**Required task:** Give every line of the material again, exactly as written.

[START Entries shown]

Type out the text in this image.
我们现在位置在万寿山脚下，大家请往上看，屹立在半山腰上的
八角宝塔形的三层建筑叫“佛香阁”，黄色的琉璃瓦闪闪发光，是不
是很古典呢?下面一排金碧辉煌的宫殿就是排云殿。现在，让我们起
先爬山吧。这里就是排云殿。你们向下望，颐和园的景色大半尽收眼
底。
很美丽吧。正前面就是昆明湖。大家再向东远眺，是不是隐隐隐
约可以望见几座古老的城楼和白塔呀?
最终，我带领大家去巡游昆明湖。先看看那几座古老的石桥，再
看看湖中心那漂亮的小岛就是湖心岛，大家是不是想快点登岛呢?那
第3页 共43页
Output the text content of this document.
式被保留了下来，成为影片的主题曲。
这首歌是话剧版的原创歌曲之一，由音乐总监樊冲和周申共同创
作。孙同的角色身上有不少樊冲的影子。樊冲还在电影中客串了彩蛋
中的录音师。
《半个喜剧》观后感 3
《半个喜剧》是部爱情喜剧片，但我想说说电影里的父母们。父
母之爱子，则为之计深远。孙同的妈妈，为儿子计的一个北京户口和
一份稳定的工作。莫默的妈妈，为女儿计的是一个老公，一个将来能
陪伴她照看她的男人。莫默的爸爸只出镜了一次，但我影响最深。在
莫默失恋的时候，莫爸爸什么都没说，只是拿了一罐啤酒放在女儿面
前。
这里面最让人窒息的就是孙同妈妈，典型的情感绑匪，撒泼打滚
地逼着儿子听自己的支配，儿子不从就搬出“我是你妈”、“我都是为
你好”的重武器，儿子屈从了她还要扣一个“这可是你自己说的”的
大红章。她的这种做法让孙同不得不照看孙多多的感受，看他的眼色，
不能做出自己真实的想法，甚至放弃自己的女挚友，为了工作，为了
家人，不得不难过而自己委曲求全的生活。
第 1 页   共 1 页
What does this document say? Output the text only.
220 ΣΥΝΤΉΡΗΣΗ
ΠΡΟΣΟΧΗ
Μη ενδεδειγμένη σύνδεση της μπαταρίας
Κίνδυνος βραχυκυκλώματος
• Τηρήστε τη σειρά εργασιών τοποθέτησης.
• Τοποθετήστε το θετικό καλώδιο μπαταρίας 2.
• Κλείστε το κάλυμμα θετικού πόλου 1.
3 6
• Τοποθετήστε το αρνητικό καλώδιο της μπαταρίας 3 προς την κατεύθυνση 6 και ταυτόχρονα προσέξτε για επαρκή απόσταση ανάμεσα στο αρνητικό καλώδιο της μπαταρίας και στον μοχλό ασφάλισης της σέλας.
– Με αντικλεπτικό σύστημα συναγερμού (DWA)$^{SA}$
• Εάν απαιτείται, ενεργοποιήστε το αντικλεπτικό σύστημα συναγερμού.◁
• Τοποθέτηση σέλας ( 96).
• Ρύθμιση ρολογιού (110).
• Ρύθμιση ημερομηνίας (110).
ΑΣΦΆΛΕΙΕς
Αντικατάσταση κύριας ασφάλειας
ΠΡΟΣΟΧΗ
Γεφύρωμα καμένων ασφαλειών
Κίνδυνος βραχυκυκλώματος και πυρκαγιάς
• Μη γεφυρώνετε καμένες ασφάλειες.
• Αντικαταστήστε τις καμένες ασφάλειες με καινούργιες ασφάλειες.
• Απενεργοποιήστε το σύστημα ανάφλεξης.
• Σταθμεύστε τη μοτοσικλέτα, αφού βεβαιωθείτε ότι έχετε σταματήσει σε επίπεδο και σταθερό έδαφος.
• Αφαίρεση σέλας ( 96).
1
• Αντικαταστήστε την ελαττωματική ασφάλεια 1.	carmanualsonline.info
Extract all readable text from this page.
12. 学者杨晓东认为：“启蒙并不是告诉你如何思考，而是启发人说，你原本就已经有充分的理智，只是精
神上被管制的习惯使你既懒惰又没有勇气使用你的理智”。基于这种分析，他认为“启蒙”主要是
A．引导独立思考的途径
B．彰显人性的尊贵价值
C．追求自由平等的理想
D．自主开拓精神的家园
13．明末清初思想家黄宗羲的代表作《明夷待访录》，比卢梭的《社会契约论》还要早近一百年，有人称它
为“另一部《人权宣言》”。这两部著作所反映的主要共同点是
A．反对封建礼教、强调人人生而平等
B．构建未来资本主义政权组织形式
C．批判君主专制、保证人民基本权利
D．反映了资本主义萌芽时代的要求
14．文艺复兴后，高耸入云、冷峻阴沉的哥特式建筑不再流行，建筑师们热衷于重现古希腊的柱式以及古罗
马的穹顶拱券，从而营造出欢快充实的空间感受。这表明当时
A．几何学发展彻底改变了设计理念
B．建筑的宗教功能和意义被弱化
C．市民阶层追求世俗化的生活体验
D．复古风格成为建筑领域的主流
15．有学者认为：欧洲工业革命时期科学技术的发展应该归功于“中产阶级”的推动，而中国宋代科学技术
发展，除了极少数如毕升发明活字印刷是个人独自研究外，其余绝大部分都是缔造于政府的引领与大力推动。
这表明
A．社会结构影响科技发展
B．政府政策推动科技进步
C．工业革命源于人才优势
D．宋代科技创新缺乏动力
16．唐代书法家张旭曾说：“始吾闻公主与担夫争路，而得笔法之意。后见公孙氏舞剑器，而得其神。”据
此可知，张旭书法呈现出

[END Entries shown]

**Exercise solution:**
Type out the text in this image.
我们现在位置在万寿山脚下，大家请往上看，屹立在半山腰上的
八角宝塔形的三层建筑叫“佛香阁”，黄色的琉璃瓦闪闪发光，是不
是很古典呢?下面一排金碧辉煌的宫殿就是排云殿。现在，让我们起
先爬山吧。这里就是排云殿。你们向下望，颐和园的景色大半尽收眼
底。
很美丽吧。正前面就是昆明湖。大家再向东远眺，是不是隐隐隐
约可以望见几座古老的城楼和白塔呀?
最终，我带领大家去巡游昆明湖。先看看那几座古老的石桥，再
看看湖中心那漂亮的小岛就是湖心岛，大家是不是想快点登岛呢?那
第3页 共43页
Output the text content of this document.
式被保留了下来，成为影片的主题曲。
这首歌是话剧版的原创歌曲之一，由音乐总监樊冲和周申共同创
作。孙同的角色身上有不少樊冲的影子。樊冲还在电影中客串了彩蛋
中的录音师。
《半个喜剧》观后感 3
《半个喜剧》是部爱情喜剧片，但我想说说电影里的父母们。父
母之爱子，则为之计深远。孙同的妈妈，为儿子计的一个北京户口和
一份稳定的工作。莫默的妈妈，为女儿计的是一个老公，一个将来能
陪伴她照看她的男人。莫默的爸爸只出镜了一次，但我影响最深。在
莫默失恋的时候，莫爸爸什么都没说，只是拿了一罐啤酒放在女儿面
前。
这里面最让人窒息的就是孙同妈妈，典型的情感绑匪，撒泼打滚
地逼着儿子听自己的支配，儿子不从就搬出“我是你妈”、“我都是为
你好”的重武器，儿子屈从了她还要扣一个“这可是你自己说的”的
大红章。她的这种做法让孙同不得不照看孙多多的感受，看他的眼色，
不能做出自己真实的想法，甚至放弃自己的女挚友，为了工作，为了
家人，不得不难过而自己委曲求全的生活。
第 1 页   共 1 页
What does this document say? Output the text only.
220 ΣΥΝΤΉΡΗΣΗ
ΠΡΟΣΟΧΗ
Μη ενδεδειγμένη σύνδεση της μπαταρίας
Κίνδυνος βραχυκυκλώματος
• Τηρήστε τη σειρά εργασιών τοποθέτησης.
• Τοποθετήστε το θετικό καλώδιο μπαταρίας 2.
• Κλείστε το κάλυμμα θετικού πόλου 1.
3 6
• Τοποθετήστε το αρνητικό καλώδιο της μπαταρίας 3 προς την κατεύθυνση 6 και ταυτόχρονα προσέξτε για επαρκή απόσταση ανάμεσα στο αρνητικό καλώδιο της μπαταρίας και στον μοχλό ασφάλισης της σέλας.
– Με αντικλεπτικό σύστημα συναγερμού (DWA)$^{SA}$
• Εάν απαιτείται, ενεργοποιήστε το αντικλεπτικό σύστημα συναγερμού.◁
• Τοποθέτηση σέλας ( 96).
• Ρύθμιση ρολογιού (110).
• Ρύθμιση ημερομηνίας (110).
ΑΣΦΆΛΕΙΕς
Αντικατάσταση κύριας ασφάλειας
ΠΡΟΣΟΧΗ
Γεφύρωμα καμένων ασφαλειών
Κίνδυνος βραχυκυκλώματος και πυρκαγιάς
• Μη γεφυρώνετε καμένες ασφάλειες.
• Αντικαταστήστε τις καμένες ασφάλειες με καινούργιες ασφάλειες.
• Απενεργοποιήστε το σύστημα ανάφλεξης.
• Σταθμεύστε τη μοτοσικλέτα, αφού βεβαιωθείτε ότι έχετε σταματήσει σε επίπεδο και σταθερό έδαφος.
• Αφαίρεση σέλας ( 96).
1
• Αντικαταστήστε την ελαττωματική ασφάλεια 1.	carmanualsonline.info
Extract all readable text from this page.
12. 学者杨晓东认为：“启蒙并不是告诉你如何思考，而是启发人说，你原本就已经有充分的理智，只是精
神上被管制的习惯使你既懒惰又没有勇气使用你的理智”。基于这种分析，他认为“启蒙”主要是
A．引导独立思考的途径
B．彰显人性的尊贵价值
C．追求自由平等的理想
D．自主开拓精神的家园
13．明末清初思想家黄宗羲的代表作《明夷待访录》，比卢梭的《社会契约论》还要早近一百年，有人称它
为“另一部《人权宣言》”。这两部著作所反映的主要共同点是
A．反对封建礼教、强调人人生而平等
B．构建未来资本主义政权组织形式
C．批判君主专制、保证人民基本权利
D．反映了资本主义萌芽时代的要求
14．文艺复兴后，高耸入云、冷峻阴沉的哥特式建筑不再流行，建筑师们热衷于重现古希腊的柱式以及古罗
马的穹顶拱券，从而营造出欢快充实的空间感受。这表明当时
A．几何学发展彻底改变了设计理念
B．建筑的宗教功能和意义被弱化
C．市民阶层追求世俗化的生活体验
D．复古风格成为建筑领域的主流
15．有学者认为：欧洲工业革命时期科学技术的发展应该归功于“中产阶级”的推动，而中国宋代科学技术
发展，除了极少数如毕升发明活字印刷是个人独自研究外，其余绝大部分都是缔造于政府的引领与大力推动。
这表明
A．社会结构影响科技发展
B．政府政策推动科技进步
C．工业革命源于人才优势
D．宋代科技创新缺乏动力
16．唐代书法家张旭曾说：“始吾闻公主与担夫争路，而得笔法之意。后见公孙氏舞剑器，而得其神。”据
此可知，张旭书法呈现出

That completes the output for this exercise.